Begin RAW DATA

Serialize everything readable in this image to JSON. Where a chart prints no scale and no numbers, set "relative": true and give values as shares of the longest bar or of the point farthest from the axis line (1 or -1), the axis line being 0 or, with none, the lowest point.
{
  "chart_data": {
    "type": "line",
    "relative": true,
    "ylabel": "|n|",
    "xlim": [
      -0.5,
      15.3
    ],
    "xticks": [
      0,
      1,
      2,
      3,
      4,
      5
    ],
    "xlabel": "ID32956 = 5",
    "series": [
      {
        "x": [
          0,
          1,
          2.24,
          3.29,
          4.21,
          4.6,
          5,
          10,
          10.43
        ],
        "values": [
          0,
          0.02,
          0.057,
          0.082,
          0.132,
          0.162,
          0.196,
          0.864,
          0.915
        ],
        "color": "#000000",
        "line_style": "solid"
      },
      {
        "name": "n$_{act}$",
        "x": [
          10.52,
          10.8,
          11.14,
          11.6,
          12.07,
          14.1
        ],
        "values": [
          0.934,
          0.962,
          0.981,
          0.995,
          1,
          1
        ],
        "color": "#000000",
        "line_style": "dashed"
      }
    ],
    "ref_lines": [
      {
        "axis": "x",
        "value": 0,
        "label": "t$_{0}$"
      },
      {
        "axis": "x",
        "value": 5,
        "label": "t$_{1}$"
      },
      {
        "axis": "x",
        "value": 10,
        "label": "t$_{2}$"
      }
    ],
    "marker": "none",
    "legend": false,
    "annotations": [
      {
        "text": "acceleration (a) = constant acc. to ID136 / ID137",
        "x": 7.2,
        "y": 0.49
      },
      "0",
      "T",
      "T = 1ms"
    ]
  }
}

End RAW DATA

_REQUIREMENT:_ Reproduce the records above exactly.

_OUTPUT BELOW:_
Serialize everything readable in this image to JSON. Where a chart prints no scale and no numbers, set "relative": true and give values as shares of the longest bar or of the point farthest from the axis line (1 or -1), the axis line being 0 or, with none, the lowest point.
{
  "chart_data": {
    "type": "line",
    "relative": true,
    "ylabel": "|n|",
    "xlim": [
      -0.5,
      15.3
    ],
    "xticks": [
      0,
      1,
      2,
      3,
      4,
      5
    ],
    "xlabel": "ID32956 = 5",
    "series": [
      {
        "x": [
          0,
          1,
          2.24,
          3.29,
          4.21,
          4.6,
          5,
          10,
          10.43
        ],
        "values": [
          0,
          0.02,
          0.057,
          0.082,
          0.132,
          0.162,
          0.196,
          0.864,
          0.915
        ],
        "color": "#000000",
        "line_style": "solid"
      },
      {
        "name": "n$_{act}$",
        "x": [
          10.52,
          10.8,
          11.14,
          11.6,
          12.07,
          14.1
        ],
        "values": [
          0.934,
          0.962,
          0.981,
          0.995,
          1,
          1
        ],
        "color": "#000000",
        "line_style": "dashed"
      }
    ],
    "ref_lines": [
      {
        "axis": "x",
        "value": 0,
        "label": "t$_{0}$"
      },
      {
        "axis": "x",
        "value": 5,
        "label": "t$_{1}$"
      },
      {
        "axis": "x",
        "value": 10,
        "label": "t$_{2}$"
      }
    ],
    "marker": "none",
    "legend": false,
    "annotations": [
      {
        "text": "acceleration (a) = constant acc. to ID136 / ID137",
        "x": 7.2,
        "y": 0.49
      },
      "0",
      "T",
      "T = 1ms"
    ]
  }
}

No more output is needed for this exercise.